* Start INPUT *

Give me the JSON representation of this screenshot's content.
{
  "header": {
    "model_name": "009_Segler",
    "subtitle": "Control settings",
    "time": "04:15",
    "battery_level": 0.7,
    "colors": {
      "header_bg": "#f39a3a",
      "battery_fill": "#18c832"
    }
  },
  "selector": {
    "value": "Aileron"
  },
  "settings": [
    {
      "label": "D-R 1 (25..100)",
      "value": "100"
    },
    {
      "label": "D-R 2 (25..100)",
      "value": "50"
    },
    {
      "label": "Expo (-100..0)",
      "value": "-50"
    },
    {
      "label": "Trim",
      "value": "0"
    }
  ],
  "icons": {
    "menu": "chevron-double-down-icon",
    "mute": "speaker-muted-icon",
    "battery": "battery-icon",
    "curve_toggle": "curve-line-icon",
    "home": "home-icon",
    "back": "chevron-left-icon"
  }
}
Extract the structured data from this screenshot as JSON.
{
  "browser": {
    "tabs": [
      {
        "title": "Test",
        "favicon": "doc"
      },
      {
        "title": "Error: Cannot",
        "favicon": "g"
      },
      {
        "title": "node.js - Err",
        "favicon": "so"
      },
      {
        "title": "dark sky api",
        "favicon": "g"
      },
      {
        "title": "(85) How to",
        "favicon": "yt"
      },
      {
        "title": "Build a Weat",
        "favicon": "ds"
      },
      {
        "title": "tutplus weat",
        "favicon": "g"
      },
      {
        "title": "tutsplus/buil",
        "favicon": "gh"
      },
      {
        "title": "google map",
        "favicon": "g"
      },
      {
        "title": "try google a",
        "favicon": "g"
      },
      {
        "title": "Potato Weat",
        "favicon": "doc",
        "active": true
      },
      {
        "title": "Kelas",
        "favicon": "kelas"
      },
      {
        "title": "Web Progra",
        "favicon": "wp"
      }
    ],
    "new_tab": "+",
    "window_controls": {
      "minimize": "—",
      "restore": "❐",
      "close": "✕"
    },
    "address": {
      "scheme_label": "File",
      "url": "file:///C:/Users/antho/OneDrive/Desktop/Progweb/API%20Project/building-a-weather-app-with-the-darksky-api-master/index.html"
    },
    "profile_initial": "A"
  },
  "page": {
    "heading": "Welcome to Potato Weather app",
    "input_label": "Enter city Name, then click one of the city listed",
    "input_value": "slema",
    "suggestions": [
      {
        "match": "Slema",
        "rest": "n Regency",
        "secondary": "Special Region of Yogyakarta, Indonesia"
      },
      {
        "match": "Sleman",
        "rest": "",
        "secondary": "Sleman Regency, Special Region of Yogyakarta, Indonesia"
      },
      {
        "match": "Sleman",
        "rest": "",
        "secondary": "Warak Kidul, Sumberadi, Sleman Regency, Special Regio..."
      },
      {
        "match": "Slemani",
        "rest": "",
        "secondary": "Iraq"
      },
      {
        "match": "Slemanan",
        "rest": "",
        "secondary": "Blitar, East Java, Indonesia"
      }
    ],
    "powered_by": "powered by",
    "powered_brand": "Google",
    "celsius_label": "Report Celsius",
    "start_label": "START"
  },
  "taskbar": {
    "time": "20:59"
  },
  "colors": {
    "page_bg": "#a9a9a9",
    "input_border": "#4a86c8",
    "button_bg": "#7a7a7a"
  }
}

* End INPUT *

WHAT THIS TASK INVOLVES.
Tally how many lines of the material contain the word "chevron". The answer must be the number and nothing else.

THE OUTPUT.
2